▸ **Task directions**: Scan the lines below for the string "title" and copy every one that has it.

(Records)
* begin *

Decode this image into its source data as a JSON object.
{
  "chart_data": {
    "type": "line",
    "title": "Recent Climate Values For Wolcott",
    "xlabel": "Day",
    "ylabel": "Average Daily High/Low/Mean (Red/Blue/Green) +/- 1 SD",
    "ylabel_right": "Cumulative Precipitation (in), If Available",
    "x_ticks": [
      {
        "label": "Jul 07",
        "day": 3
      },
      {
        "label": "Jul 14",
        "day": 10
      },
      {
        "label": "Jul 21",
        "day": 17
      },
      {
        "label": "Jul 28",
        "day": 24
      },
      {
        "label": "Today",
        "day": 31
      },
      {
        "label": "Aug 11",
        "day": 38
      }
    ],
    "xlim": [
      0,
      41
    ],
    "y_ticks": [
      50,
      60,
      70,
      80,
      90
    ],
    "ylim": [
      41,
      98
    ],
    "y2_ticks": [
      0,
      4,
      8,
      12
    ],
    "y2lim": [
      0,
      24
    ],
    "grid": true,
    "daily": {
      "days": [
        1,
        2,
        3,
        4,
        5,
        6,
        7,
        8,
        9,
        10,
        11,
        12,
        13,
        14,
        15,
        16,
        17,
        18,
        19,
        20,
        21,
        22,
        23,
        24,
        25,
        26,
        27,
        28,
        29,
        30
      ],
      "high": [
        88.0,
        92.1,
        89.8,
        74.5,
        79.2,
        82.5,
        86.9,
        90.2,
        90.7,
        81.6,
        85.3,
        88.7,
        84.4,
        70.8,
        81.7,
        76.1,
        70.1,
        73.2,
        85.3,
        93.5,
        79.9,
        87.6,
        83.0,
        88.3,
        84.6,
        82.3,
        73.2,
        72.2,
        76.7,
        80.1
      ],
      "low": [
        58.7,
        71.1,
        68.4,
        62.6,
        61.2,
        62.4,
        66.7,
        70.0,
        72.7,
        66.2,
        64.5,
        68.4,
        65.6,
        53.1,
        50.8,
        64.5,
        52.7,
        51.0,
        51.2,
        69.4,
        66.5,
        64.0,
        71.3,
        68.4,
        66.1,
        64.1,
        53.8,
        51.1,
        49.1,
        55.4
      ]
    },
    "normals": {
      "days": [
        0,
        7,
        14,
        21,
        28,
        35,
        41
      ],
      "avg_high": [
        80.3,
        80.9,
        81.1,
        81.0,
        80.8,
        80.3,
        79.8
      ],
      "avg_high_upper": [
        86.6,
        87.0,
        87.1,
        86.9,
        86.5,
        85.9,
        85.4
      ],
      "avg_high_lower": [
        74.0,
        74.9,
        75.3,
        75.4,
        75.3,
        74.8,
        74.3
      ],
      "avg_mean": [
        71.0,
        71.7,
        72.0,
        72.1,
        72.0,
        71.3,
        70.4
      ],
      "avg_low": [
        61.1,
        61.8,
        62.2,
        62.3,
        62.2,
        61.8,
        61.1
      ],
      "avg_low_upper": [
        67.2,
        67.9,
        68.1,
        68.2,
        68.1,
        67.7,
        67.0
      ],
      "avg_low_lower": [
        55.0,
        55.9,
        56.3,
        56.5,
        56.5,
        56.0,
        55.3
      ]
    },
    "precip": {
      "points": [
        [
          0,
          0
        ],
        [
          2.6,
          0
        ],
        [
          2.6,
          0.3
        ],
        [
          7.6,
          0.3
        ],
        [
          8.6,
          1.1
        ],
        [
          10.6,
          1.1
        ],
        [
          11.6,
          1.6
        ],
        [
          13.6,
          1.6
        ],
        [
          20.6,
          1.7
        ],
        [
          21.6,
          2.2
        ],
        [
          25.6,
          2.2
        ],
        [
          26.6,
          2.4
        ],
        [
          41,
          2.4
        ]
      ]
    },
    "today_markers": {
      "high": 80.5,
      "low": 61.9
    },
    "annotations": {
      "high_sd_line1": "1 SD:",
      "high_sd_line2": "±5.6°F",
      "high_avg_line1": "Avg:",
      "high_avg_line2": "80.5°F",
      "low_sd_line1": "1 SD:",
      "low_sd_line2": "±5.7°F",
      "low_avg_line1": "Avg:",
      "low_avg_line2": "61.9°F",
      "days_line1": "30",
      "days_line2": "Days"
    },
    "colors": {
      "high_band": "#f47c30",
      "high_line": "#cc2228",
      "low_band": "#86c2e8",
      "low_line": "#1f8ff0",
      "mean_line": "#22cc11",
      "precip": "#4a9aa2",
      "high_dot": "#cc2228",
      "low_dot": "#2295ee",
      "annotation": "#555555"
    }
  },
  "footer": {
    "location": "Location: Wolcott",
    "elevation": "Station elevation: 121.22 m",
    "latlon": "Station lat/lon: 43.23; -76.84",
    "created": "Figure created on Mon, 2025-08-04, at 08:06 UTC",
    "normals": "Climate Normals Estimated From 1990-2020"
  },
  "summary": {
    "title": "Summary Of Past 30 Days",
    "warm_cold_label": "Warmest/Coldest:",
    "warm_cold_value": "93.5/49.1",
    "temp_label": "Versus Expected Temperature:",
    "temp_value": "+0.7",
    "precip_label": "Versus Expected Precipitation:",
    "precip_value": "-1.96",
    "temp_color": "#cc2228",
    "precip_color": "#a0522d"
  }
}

* end *

▸ **Worked answer**:
    "title": "Recent Climate Values For Wolcott",
    "title": "Summary Of Past 30 Days",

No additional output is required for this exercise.